• _Your goal_
Gather every line in the records below that contains the word "DINA".

• _Data extract_
┏━━
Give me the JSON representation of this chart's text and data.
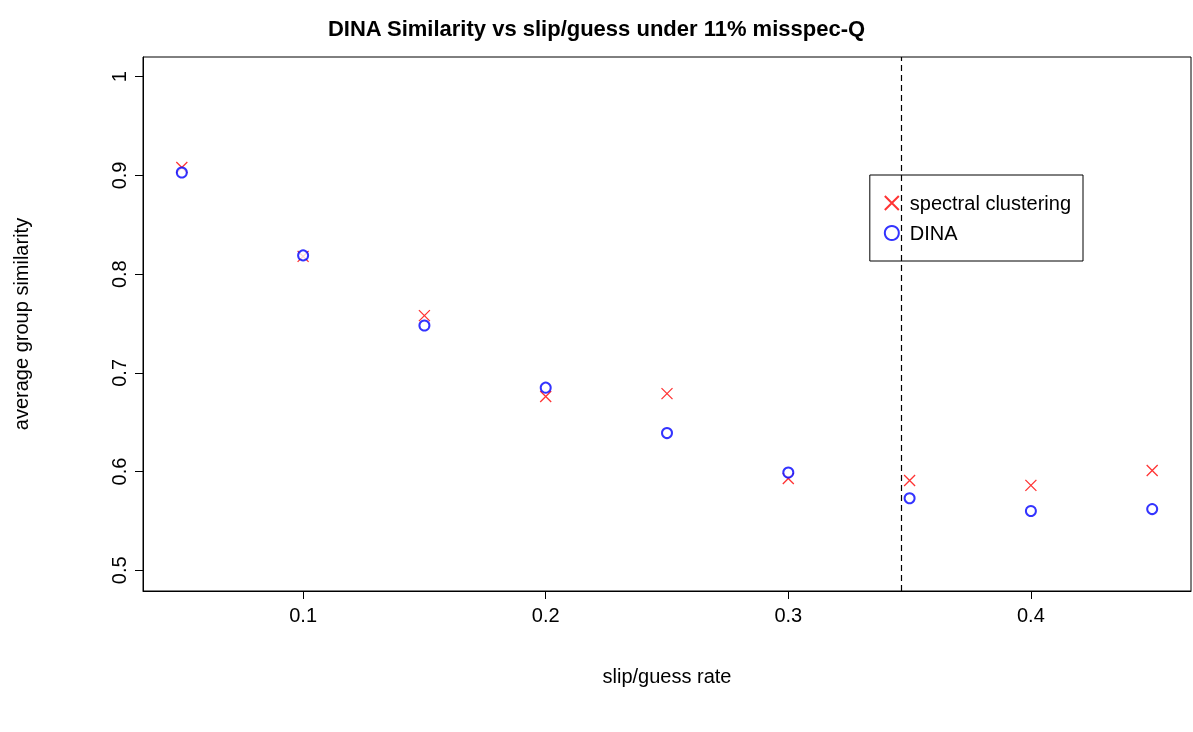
{
  "chart_data": {
    "type": "scatter",
    "title": "DINA Similarity vs slip/guess under 11% misspec-Q",
    "xlabel": "slip/guess rate",
    "ylabel": "average group similarity",
    "x": [
      0.05,
      0.1,
      0.15,
      0.2,
      0.25,
      0.3,
      0.35,
      0.4,
      0.45
    ],
    "series": [
      {
        "name": "spectral clustering",
        "color": "#ff0000",
        "marker": "cross",
        "values": [
          0.908,
          0.818,
          0.758,
          0.676,
          0.679,
          0.593,
          0.591,
          0.586,
          0.601
        ]
      },
      {
        "name": "DINA",
        "color": "#0000ff",
        "marker": "circle",
        "values": [
          0.903,
          0.819,
          0.748,
          0.685,
          0.639,
          0.599,
          0.573,
          0.56,
          0.562
        ]
      }
    ],
    "xlim": [
      0.034,
      0.466
    ],
    "xticks": [
      0.1,
      0.2,
      0.3,
      0.4
    ],
    "ylim": [
      0.479,
      1.02
    ],
    "yticks": [
      0.5,
      0.6,
      0.7,
      0.8,
      0.9,
      1.0
    ],
    "ref_lines": [
      {
        "axis": "x",
        "value": 0.3465,
        "label": null,
        "color": "#000000",
        "line_style": "dashed"
      }
    ],
    "grid": false,
    "legend": "top right"
  }
}
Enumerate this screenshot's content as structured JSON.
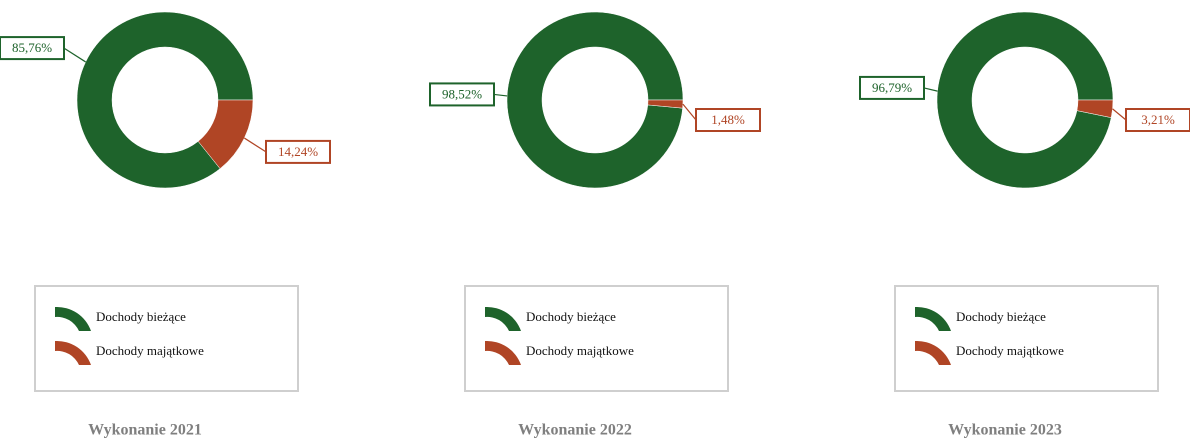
{
  "chart_data": [
    {
      "type": "donut",
      "title": "Wykonanie 2021",
      "categories": [
        "Dochody bieżące",
        "Dochody majątkowe"
      ],
      "values": [
        85.76,
        14.24
      ],
      "value_labels": [
        "85,76%",
        "14,24%"
      ],
      "colors": [
        "#1e632b",
        "#b04525"
      ]
    },
    {
      "type": "donut",
      "title": "Wykonanie 2022",
      "categories": [
        "Dochody bieżące",
        "Dochody majątkowe"
      ],
      "values": [
        98.52,
        1.48
      ],
      "value_labels": [
        "98,52%",
        "1,48%"
      ],
      "colors": [
        "#1e632b",
        "#b04525"
      ]
    },
    {
      "type": "donut",
      "title": "Wykonanie 2023",
      "categories": [
        "Dochody bieżące",
        "Dochody majątkowe"
      ],
      "values": [
        96.79,
        3.21
      ],
      "value_labels": [
        "96,79%",
        "3,21%"
      ],
      "colors": [
        "#1e632b",
        "#b04525"
      ]
    }
  ]
}
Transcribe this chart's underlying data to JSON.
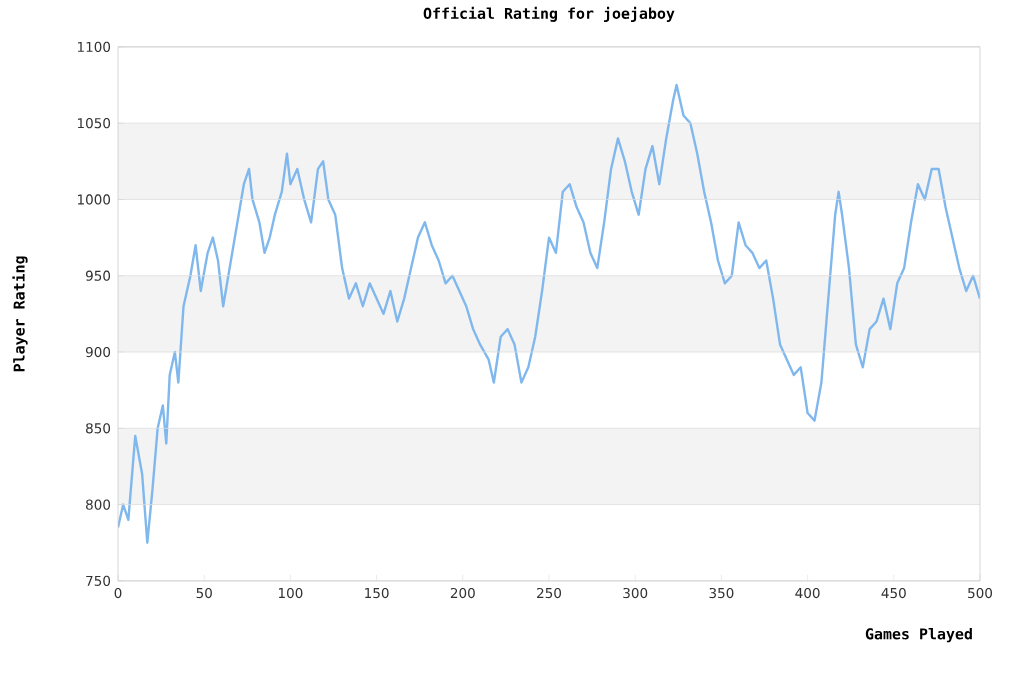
┗━━
• _Written response_
    "title": "DINA Similarity vs slip/guess under 11% misspec-Q",
        "name": "DINA",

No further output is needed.